What to work on: Go through the material below and count the lines with the string "electrónico"; the number is the whole answer.

· · · · · · ·

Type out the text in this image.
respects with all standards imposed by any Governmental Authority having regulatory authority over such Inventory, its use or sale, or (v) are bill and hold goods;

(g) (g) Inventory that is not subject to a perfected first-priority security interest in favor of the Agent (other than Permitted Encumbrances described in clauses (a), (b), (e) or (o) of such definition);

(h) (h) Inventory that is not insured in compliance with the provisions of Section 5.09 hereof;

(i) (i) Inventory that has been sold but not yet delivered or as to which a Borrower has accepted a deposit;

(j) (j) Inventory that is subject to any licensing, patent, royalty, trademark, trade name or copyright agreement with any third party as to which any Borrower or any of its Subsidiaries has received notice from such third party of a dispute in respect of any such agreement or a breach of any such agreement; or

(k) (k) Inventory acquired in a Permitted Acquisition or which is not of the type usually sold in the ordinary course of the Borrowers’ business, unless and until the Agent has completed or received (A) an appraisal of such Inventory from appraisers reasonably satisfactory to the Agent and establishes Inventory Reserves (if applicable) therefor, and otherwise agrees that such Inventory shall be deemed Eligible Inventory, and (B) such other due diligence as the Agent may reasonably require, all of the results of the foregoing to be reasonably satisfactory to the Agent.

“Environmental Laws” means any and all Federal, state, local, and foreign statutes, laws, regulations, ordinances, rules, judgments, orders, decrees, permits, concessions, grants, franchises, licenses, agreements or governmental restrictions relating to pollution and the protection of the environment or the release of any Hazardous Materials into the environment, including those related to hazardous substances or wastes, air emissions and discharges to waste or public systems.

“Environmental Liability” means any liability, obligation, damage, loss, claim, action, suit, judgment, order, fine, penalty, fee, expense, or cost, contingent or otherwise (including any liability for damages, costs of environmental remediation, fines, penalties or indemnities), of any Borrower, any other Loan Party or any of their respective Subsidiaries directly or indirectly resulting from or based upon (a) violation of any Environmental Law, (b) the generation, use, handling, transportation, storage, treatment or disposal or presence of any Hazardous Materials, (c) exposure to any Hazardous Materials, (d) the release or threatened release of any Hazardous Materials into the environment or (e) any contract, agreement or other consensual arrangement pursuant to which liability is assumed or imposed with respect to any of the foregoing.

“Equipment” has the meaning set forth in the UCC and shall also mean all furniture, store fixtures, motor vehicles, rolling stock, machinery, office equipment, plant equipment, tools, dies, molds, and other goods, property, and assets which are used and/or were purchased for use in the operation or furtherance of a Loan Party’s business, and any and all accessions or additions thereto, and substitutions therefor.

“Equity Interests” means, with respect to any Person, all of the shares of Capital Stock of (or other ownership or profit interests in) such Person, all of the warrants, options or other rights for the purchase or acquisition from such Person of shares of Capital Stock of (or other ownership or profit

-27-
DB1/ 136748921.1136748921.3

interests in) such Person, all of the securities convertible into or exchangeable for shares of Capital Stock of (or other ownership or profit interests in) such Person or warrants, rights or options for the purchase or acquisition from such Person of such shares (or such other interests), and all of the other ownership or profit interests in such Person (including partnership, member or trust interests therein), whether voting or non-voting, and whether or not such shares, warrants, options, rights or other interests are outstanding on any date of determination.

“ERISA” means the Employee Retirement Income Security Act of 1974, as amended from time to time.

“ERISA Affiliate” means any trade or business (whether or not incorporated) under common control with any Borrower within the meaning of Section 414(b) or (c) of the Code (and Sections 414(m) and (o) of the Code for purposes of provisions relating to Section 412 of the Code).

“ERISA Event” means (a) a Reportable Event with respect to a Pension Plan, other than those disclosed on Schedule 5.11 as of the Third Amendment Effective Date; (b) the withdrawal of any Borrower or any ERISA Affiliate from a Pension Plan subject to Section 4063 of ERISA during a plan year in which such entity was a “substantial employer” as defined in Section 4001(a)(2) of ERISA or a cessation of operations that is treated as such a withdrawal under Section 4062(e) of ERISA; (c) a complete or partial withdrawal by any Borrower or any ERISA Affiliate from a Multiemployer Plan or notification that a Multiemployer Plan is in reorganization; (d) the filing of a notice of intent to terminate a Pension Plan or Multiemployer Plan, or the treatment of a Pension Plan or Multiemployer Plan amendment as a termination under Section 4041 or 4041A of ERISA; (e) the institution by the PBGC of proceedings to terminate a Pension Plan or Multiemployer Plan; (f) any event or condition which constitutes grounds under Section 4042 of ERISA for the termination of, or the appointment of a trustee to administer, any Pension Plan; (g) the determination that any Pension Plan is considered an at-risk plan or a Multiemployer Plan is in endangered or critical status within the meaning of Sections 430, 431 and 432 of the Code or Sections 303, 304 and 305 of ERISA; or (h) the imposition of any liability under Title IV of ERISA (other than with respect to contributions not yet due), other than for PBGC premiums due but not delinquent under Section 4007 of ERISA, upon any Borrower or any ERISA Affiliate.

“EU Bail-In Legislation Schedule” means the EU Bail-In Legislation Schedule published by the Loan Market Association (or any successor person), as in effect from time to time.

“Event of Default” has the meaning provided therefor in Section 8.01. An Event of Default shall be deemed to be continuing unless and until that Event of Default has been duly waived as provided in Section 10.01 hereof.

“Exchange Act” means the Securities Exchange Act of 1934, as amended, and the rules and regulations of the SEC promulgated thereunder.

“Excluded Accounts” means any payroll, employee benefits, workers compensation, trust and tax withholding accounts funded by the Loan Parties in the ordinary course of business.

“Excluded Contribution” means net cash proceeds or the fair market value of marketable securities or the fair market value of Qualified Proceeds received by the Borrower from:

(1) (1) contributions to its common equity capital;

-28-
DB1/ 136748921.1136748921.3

· · · · · · ·

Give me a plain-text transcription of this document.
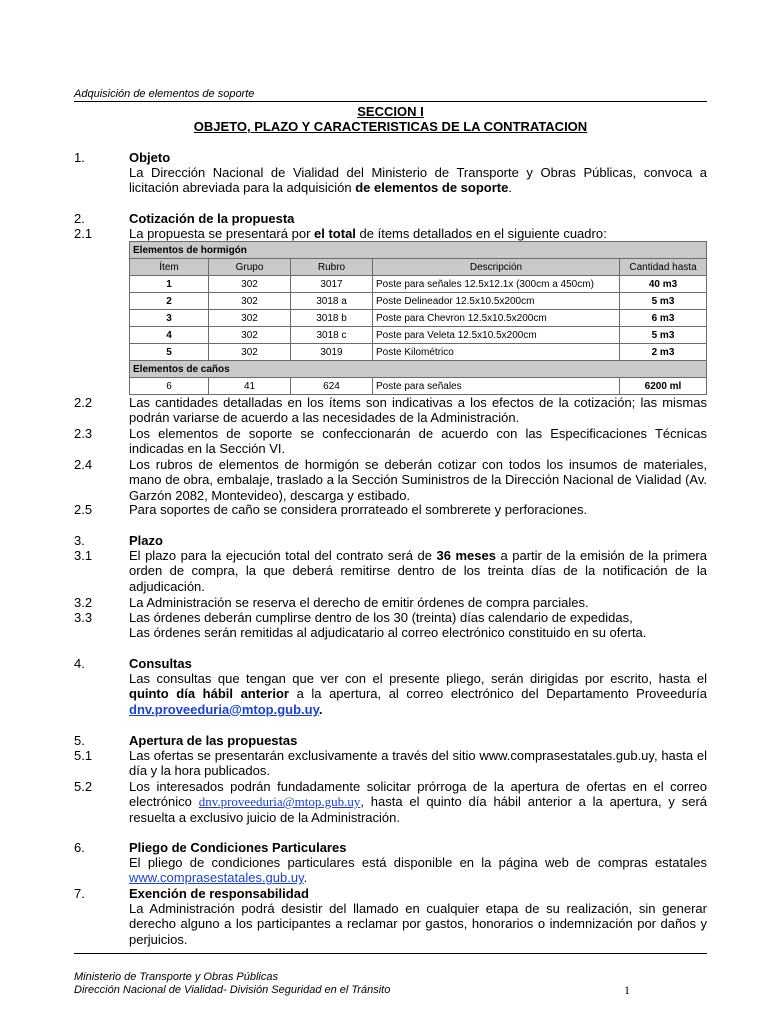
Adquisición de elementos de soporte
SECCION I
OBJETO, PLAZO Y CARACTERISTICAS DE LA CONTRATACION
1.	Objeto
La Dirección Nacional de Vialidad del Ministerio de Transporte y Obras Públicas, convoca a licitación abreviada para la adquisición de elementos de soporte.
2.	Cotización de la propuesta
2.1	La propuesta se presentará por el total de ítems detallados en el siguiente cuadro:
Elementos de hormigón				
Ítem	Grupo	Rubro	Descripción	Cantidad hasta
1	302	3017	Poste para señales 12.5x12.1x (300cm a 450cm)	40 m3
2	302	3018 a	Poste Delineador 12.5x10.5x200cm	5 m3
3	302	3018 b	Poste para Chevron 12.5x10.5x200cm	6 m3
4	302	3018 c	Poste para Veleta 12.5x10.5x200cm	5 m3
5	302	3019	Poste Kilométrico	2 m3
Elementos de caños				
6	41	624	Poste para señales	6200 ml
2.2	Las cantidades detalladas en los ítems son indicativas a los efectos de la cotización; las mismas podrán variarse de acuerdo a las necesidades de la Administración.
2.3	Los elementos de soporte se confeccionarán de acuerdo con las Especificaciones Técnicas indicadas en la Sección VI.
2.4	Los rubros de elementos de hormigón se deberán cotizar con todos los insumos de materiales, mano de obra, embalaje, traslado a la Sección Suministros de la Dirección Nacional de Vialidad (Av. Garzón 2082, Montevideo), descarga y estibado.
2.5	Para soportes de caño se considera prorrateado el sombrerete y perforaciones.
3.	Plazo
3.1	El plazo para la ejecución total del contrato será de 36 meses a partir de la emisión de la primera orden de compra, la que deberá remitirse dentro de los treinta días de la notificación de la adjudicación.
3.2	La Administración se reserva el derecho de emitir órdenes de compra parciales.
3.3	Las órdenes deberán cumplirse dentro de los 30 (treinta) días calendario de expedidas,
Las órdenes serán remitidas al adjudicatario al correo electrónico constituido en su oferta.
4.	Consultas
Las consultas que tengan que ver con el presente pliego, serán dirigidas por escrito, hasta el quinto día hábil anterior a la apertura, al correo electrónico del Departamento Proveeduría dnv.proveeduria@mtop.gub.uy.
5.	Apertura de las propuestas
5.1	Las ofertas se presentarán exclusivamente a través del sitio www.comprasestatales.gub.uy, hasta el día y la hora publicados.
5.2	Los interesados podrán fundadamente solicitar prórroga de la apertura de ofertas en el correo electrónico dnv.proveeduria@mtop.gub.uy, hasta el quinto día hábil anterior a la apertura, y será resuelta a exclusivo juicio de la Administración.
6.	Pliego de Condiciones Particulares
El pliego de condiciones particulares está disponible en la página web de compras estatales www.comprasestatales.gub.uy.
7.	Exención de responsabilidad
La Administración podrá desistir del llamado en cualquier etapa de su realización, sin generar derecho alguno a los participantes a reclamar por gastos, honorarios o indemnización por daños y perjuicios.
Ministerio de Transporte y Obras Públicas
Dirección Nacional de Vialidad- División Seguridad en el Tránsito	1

· · · · · · ·

Correct answer: 3